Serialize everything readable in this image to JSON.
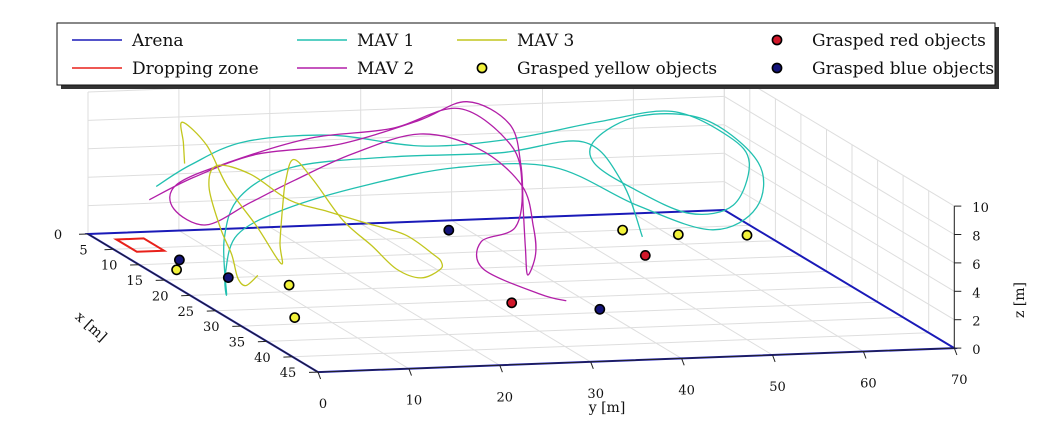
{
  "chart_data": {
    "type": "line3d",
    "title": "",
    "xlabel": "x [m]",
    "ylabel": "y [m]",
    "zlabel": "z [m]",
    "xlim": [
      0,
      45
    ],
    "ylim": [
      0,
      70
    ],
    "zlim": [
      0,
      10
    ],
    "x_ticks": [
      0,
      5,
      10,
      15,
      20,
      25,
      30,
      35,
      40,
      45
    ],
    "y_ticks": [
      0,
      10,
      20,
      30,
      40,
      50,
      60,
      70
    ],
    "z_ticks": [
      0,
      2,
      4,
      6,
      8,
      10
    ],
    "grid": true,
    "legend": {
      "position": "top",
      "entries": [
        {
          "label": "Arena",
          "kind": "line",
          "color": "#1a1ab8"
        },
        {
          "label": "Dropping zone",
          "kind": "line",
          "color": "#e8201a"
        },
        {
          "label": "MAV 1",
          "kind": "line",
          "color": "#22c0b0"
        },
        {
          "label": "MAV 2",
          "kind": "line",
          "color": "#b21fa8"
        },
        {
          "label": "MAV 3",
          "kind": "line",
          "color": "#c2c61e"
        },
        {
          "label": "Grasped yellow objects",
          "kind": "marker",
          "color": "#f2f23a"
        },
        {
          "label": "Grasped red objects",
          "kind": "marker",
          "color": "#d1182a"
        },
        {
          "label": "Grasped blue objects",
          "kind": "marker",
          "color": "#14147a"
        }
      ]
    },
    "arena": [
      [
        0,
        0,
        0
      ],
      [
        45,
        0,
        0
      ],
      [
        45,
        70,
        0
      ],
      [
        0,
        70,
        0
      ]
    ],
    "dropping_zone": [
      [
        2,
        2,
        0
      ],
      [
        6,
        2,
        0
      ],
      [
        6,
        5,
        0
      ],
      [
        2,
        5,
        0
      ]
    ],
    "series": [
      {
        "name": "MAV 1",
        "color": "#22c0b0",
        "points": [
          [
            8,
            3,
            5
          ],
          [
            6,
            8,
            6
          ],
          [
            4,
            15,
            7
          ],
          [
            3,
            25,
            7
          ],
          [
            3,
            35,
            6
          ],
          [
            2,
            45,
            6
          ],
          [
            2,
            55,
            7
          ],
          [
            4,
            62,
            8
          ],
          [
            8,
            66,
            7
          ],
          [
            12,
            66,
            6
          ],
          [
            16,
            62,
            4
          ],
          [
            18,
            56,
            4
          ],
          [
            14,
            52,
            5
          ],
          [
            10,
            50,
            6
          ],
          [
            7,
            52,
            7
          ],
          [
            5,
            58,
            8
          ],
          [
            7,
            64,
            8
          ],
          [
            12,
            67,
            6
          ],
          [
            17,
            64,
            4
          ],
          [
            19,
            58,
            3
          ],
          [
            15,
            52,
            4
          ],
          [
            11,
            45,
            6
          ],
          [
            10,
            35,
            6
          ],
          [
            10,
            25,
            5
          ],
          [
            12,
            15,
            4
          ],
          [
            15,
            8,
            3
          ],
          [
            18,
            5,
            1
          ],
          [
            20,
            4,
            0
          ],
          [
            16,
            6,
            3
          ],
          [
            12,
            10,
            5
          ],
          [
            8,
            18,
            6
          ],
          [
            6,
            30,
            6
          ],
          [
            6,
            42,
            6
          ],
          [
            8,
            50,
            7
          ],
          [
            12,
            52,
            5
          ],
          [
            16,
            52,
            2
          ]
        ]
      },
      {
        "name": "MAV 2",
        "color": "#b21fa8",
        "points": [
          [
            12,
            0,
            5
          ],
          [
            10,
            6,
            6
          ],
          [
            8,
            14,
            7
          ],
          [
            6,
            24,
            7
          ],
          [
            4,
            34,
            8
          ],
          [
            3,
            40,
            9
          ],
          [
            6,
            43,
            8
          ],
          [
            10,
            42,
            6
          ],
          [
            14,
            40,
            4
          ],
          [
            18,
            38,
            2
          ],
          [
            22,
            36,
            1
          ],
          [
            20,
            38,
            2
          ],
          [
            16,
            40,
            3
          ],
          [
            12,
            41,
            5
          ],
          [
            9,
            38,
            7
          ],
          [
            8,
            32,
            8
          ],
          [
            9,
            24,
            7
          ],
          [
            12,
            16,
            6
          ],
          [
            14,
            10,
            5
          ],
          [
            16,
            4,
            4
          ],
          [
            15,
            1,
            5
          ],
          [
            12,
            3,
            6
          ],
          [
            10,
            10,
            7
          ],
          [
            8,
            20,
            8
          ],
          [
            6,
            30,
            8
          ],
          [
            5,
            38,
            9
          ],
          [
            8,
            42,
            7
          ],
          [
            12,
            41,
            5
          ],
          [
            16,
            38,
            3
          ],
          [
            20,
            32,
            3
          ],
          [
            24,
            30,
            2
          ],
          [
            28,
            34,
            1
          ],
          [
            26,
            38,
            0
          ]
        ]
      },
      {
        "name": "MAV 3",
        "color": "#c2c61e",
        "points": [
          [
            10,
            5,
            7
          ],
          [
            8,
            6,
            8
          ],
          [
            6,
            7,
            9
          ],
          [
            9,
            8,
            8
          ],
          [
            13,
            8,
            6
          ],
          [
            17,
            9,
            4
          ],
          [
            20,
            10,
            2
          ],
          [
            18,
            11,
            3
          ],
          [
            15,
            13,
            5
          ],
          [
            12,
            15,
            6
          ],
          [
            10,
            17,
            7
          ],
          [
            12,
            18,
            6
          ],
          [
            16,
            19,
            4
          ],
          [
            20,
            20,
            3
          ],
          [
            23,
            21,
            2
          ],
          [
            26,
            22,
            2
          ],
          [
            28,
            23,
            3
          ],
          [
            30,
            22,
            4
          ],
          [
            32,
            20,
            5
          ],
          [
            30,
            18,
            6
          ],
          [
            26,
            16,
            6
          ],
          [
            22,
            14,
            6
          ],
          [
            18,
            12,
            6
          ],
          [
            14,
            10,
            7
          ],
          [
            11,
            8,
            7
          ],
          [
            13,
            6,
            6
          ],
          [
            17,
            5,
            4
          ],
          [
            21,
            4,
            3
          ],
          [
            24,
            3,
            2
          ],
          [
            22,
            5,
            1
          ],
          [
            19,
            8,
            1
          ]
        ]
      }
    ],
    "objects": [
      {
        "color": "yellow",
        "pos": [
          12,
          3,
          0
        ]
      },
      {
        "color": "yellow",
        "pos": [
          18,
          12,
          0
        ]
      },
      {
        "color": "yellow",
        "pos": [
          28,
          7,
          0
        ]
      },
      {
        "color": "yellow",
        "pos": [
          5,
          56,
          0
        ]
      },
      {
        "color": "yellow",
        "pos": [
          7,
          61,
          0
        ]
      },
      {
        "color": "yellow",
        "pos": [
          8,
          68,
          0
        ]
      },
      {
        "color": "red",
        "pos": [
          26,
          32,
          0
        ]
      },
      {
        "color": "red",
        "pos": [
          13,
          54,
          0
        ]
      },
      {
        "color": "blue",
        "pos": [
          9,
          5,
          0
        ]
      },
      {
        "color": "blue",
        "pos": [
          15,
          7,
          0
        ]
      },
      {
        "color": "blue",
        "pos": [
          3,
          38,
          0
        ]
      },
      {
        "color": "blue",
        "pos": [
          29,
          40,
          0
        ]
      }
    ]
  }
}
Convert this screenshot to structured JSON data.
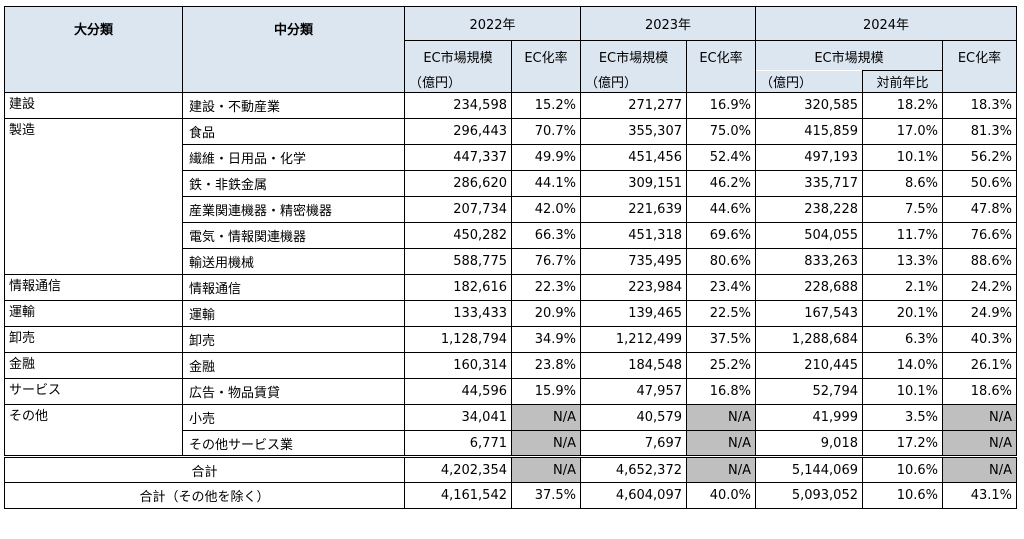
{
  "header": {
    "col_major": "大分類",
    "col_mid": "中分類",
    "years": [
      "2022年",
      "2023年",
      "2024年"
    ],
    "ec_size_label": "EC市場規模",
    "ec_rate_label": "EC化率",
    "unit_label": "（億円）",
    "yoy_label": "対前年比"
  },
  "rows": [
    {
      "major": "建設",
      "mid": "建設・不動産業",
      "v22": "234,598",
      "r22": "15.2%",
      "v23": "271,277",
      "r23": "16.9%",
      "v24": "320,585",
      "y24": "18.2%",
      "r24": "18.3%"
    },
    {
      "major": "製造",
      "mid": "食品",
      "v22": "296,443",
      "r22": "70.7%",
      "v23": "355,307",
      "r23": "75.0%",
      "v24": "415,859",
      "y24": "17.0%",
      "r24": "81.3%"
    },
    {
      "major": "",
      "mid": "繊維・日用品・化学",
      "v22": "447,337",
      "r22": "49.9%",
      "v23": "451,456",
      "r23": "52.4%",
      "v24": "497,193",
      "y24": "10.1%",
      "r24": "56.2%"
    },
    {
      "major": "",
      "mid": "鉄・非鉄金属",
      "v22": "286,620",
      "r22": "44.1%",
      "v23": "309,151",
      "r23": "46.2%",
      "v24": "335,717",
      "y24": "8.6%",
      "r24": "50.6%"
    },
    {
      "major": "",
      "mid": "産業関連機器・精密機器",
      "v22": "207,734",
      "r22": "42.0%",
      "v23": "221,639",
      "r23": "44.6%",
      "v24": "238,228",
      "y24": "7.5%",
      "r24": "47.8%"
    },
    {
      "major": "",
      "mid": "電気・情報関連機器",
      "v22": "450,282",
      "r22": "66.3%",
      "v23": "451,318",
      "r23": "69.6%",
      "v24": "504,055",
      "y24": "11.7%",
      "r24": "76.6%"
    },
    {
      "major": "",
      "mid": "輸送用機械",
      "v22": "588,775",
      "r22": "76.7%",
      "v23": "735,495",
      "r23": "80.6%",
      "v24": "833,263",
      "y24": "13.3%",
      "r24": "88.6%"
    },
    {
      "major": "情報通信",
      "mid": "情報通信",
      "v22": "182,616",
      "r22": "22.3%",
      "v23": "223,984",
      "r23": "23.4%",
      "v24": "228,688",
      "y24": "2.1%",
      "r24": "24.2%"
    },
    {
      "major": "運輸",
      "mid": "運輸",
      "v22": "133,433",
      "r22": "20.9%",
      "v23": "139,465",
      "r23": "22.5%",
      "v24": "167,543",
      "y24": "20.1%",
      "r24": "24.9%"
    },
    {
      "major": "卸売",
      "mid": "卸売",
      "v22": "1,128,794",
      "r22": "34.9%",
      "v23": "1,212,499",
      "r23": "37.5%",
      "v24": "1,288,684",
      "y24": "6.3%",
      "r24": "40.3%"
    },
    {
      "major": "金融",
      "mid": "金融",
      "v22": "160,314",
      "r22": "23.8%",
      "v23": "184,548",
      "r23": "25.2%",
      "v24": "210,445",
      "y24": "14.0%",
      "r24": "26.1%"
    },
    {
      "major": "サービス",
      "mid": "広告・物品賃貸",
      "v22": "44,596",
      "r22": "15.9%",
      "v23": "47,957",
      "r23": "16.8%",
      "v24": "52,794",
      "y24": "10.1%",
      "r24": "18.6%"
    },
    {
      "major": "その他",
      "mid": "小売",
      "v22": "34,041",
      "r22": "N/A",
      "v23": "40,579",
      "r23": "N/A",
      "v24": "41,999",
      "y24": "3.5%",
      "r24": "N/A"
    },
    {
      "major": "",
      "mid": "その他サービス業",
      "v22": "6,771",
      "r22": "N/A",
      "v23": "7,697",
      "r23": "N/A",
      "v24": "9,018",
      "y24": "17.2%",
      "r24": "N/A"
    }
  ],
  "total": {
    "label": "合計",
    "v22": "4,202,354",
    "r22": "N/A",
    "v23": "4,652,372",
    "r23": "N/A",
    "v24": "5,144,069",
    "y24": "10.6%",
    "r24": "N/A"
  },
  "total_ex": {
    "label": "合計（その他を除く）",
    "v22": "4,161,542",
    "r22": "37.5%",
    "v23": "4,604,097",
    "r23": "40.0%",
    "v24": "5,093,052",
    "y24": "10.6%",
    "r24": "43.1%"
  },
  "colors": {
    "header_bg": "#dce6f1",
    "na_bg": "#bfbfbf"
  }
}
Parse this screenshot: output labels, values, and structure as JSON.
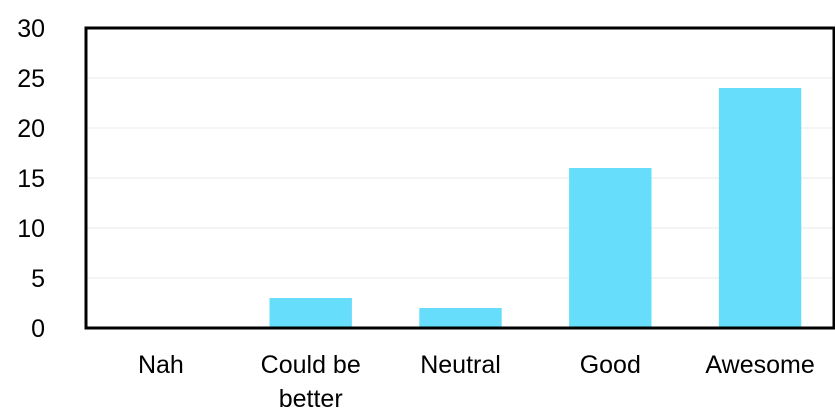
{
  "chart_data": {
    "type": "bar",
    "title": "",
    "xlabel": "",
    "ylabel": "",
    "categories": [
      [
        "Nah"
      ],
      [
        "Could be",
        "better"
      ],
      [
        "Neutral"
      ],
      [
        "Good"
      ],
      [
        "Awesome"
      ]
    ],
    "values": [
      0,
      3,
      2,
      16,
      24
    ],
    "ylim": [
      0,
      30
    ],
    "yticks": [
      0,
      5,
      10,
      15,
      20,
      25,
      30
    ],
    "grid": true,
    "legend": "none"
  },
  "colors": {
    "bar": "#66DDFB",
    "frame": "#000000",
    "gridline": "#E8E8E8",
    "baseline": "#8C8C8C"
  }
}
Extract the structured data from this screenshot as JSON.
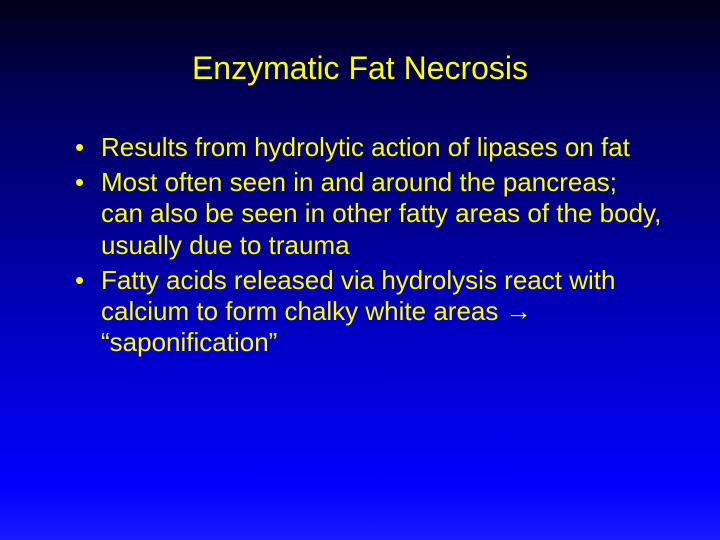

● Request: Look through the data above. Find each line with the string "this" and copy it.

● The completed task:
Serialize everything readable in this image to JSON.
Convert this screenshot to structured JSON data.
Parse this screenshot: output labels, values, and structure as JSON.
Extract the structured data from this screenshot as JSON.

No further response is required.